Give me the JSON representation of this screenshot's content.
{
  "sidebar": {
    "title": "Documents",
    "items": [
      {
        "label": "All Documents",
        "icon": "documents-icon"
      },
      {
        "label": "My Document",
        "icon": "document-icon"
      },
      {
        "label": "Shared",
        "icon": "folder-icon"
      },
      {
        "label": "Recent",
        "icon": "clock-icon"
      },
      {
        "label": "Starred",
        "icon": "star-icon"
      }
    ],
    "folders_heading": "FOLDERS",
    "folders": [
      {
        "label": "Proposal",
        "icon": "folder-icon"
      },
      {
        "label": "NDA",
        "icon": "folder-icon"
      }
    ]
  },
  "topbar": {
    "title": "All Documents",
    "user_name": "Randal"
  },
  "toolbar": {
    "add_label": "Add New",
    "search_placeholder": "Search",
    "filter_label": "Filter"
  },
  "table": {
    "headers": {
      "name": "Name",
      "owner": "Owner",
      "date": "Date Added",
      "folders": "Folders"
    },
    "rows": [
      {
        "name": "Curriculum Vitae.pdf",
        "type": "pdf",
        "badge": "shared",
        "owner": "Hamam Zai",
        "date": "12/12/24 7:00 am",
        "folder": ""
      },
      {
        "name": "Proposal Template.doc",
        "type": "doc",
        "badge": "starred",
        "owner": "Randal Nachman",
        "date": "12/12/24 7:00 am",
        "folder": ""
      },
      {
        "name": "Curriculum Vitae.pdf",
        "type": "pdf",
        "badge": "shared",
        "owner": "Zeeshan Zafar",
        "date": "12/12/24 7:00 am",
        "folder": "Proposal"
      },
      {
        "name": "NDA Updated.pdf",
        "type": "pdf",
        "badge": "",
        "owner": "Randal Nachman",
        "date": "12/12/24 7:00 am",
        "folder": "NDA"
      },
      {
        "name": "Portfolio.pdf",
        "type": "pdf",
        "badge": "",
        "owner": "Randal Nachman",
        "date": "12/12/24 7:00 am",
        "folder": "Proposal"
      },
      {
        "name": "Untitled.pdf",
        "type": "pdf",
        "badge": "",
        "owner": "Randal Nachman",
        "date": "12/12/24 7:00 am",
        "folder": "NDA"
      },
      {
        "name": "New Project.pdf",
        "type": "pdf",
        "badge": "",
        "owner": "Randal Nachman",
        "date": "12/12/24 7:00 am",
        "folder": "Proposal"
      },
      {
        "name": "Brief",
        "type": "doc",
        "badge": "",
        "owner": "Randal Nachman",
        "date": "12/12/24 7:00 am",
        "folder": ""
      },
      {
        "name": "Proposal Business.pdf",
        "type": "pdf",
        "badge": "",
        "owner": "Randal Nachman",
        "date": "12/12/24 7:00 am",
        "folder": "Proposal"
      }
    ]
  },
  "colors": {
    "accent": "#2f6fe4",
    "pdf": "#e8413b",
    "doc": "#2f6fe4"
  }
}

**Written task**
Select every line of the material above holding the word "icon" and copy it.

**Response below**
        "icon": "documents-icon"
        "icon": "document-icon"
        "icon": "folder-icon"
        "icon": "clock-icon"
        "icon": "star-icon"
        "icon": "folder-icon"
        "icon": "folder-icon"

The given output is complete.